Make an exact copy of the listing below.

╭─ INPUT FOR THIS TASK

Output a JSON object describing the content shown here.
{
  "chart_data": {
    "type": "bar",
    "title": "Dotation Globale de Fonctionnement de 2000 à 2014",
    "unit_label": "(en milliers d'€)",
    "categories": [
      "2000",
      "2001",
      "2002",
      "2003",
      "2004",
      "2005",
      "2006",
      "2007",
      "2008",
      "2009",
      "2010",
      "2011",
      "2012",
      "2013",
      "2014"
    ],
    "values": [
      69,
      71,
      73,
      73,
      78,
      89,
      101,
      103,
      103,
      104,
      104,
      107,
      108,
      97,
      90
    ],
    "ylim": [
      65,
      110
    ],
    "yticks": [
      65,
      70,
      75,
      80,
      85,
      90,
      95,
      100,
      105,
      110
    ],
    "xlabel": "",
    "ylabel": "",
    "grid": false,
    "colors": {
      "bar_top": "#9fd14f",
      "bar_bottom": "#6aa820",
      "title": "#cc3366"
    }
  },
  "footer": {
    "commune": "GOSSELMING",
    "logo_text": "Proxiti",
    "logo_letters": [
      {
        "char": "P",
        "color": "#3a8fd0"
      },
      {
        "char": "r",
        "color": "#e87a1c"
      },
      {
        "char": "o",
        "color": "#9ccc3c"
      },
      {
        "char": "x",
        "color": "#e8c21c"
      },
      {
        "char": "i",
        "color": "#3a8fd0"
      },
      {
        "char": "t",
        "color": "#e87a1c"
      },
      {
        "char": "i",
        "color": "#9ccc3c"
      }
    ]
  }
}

╰─

_RESULT_.
Output a JSON object describing the content shown here.
{
  "chart_data": {
    "type": "bar",
    "title": "Dotation Globale de Fonctionnement de 2000 à 2014",
    "unit_label": "(en milliers d'€)",
    "categories": [
      "2000",
      "2001",
      "2002",
      "2003",
      "2004",
      "2005",
      "2006",
      "2007",
      "2008",
      "2009",
      "2010",
      "2011",
      "2012",
      "2013",
      "2014"
    ],
    "values": [
      69,
      71,
      73,
      73,
      78,
      89,
      101,
      103,
      103,
      104,
      104,
      107,
      108,
      97,
      90
    ],
    "ylim": [
      65,
      110
    ],
    "yticks": [
      65,
      70,
      75,
      80,
      85,
      90,
      95,
      100,
      105,
      110
    ],
    "xlabel": "",
    "ylabel": "",
    "grid": false,
    "colors": {
      "bar_top": "#9fd14f",
      "bar_bottom": "#6aa820",
      "title": "#cc3366"
    }
  },
  "footer": {
    "commune": "GOSSELMING",
    "logo_text": "Proxiti",
    "logo_letters": [
      {
        "char": "P",
        "color": "#3a8fd0"
      },
      {
        "char": "r",
        "color": "#e87a1c"
      },
      {
        "char": "o",
        "color": "#9ccc3c"
      },
      {
        "char": "x",
        "color": "#e8c21c"
      },
      {
        "char": "i",
        "color": "#3a8fd0"
      },
      {
        "char": "t",
        "color": "#e87a1c"
      },
      {
        "char": "i",
        "color": "#9ccc3c"
      }
    ]
  }
}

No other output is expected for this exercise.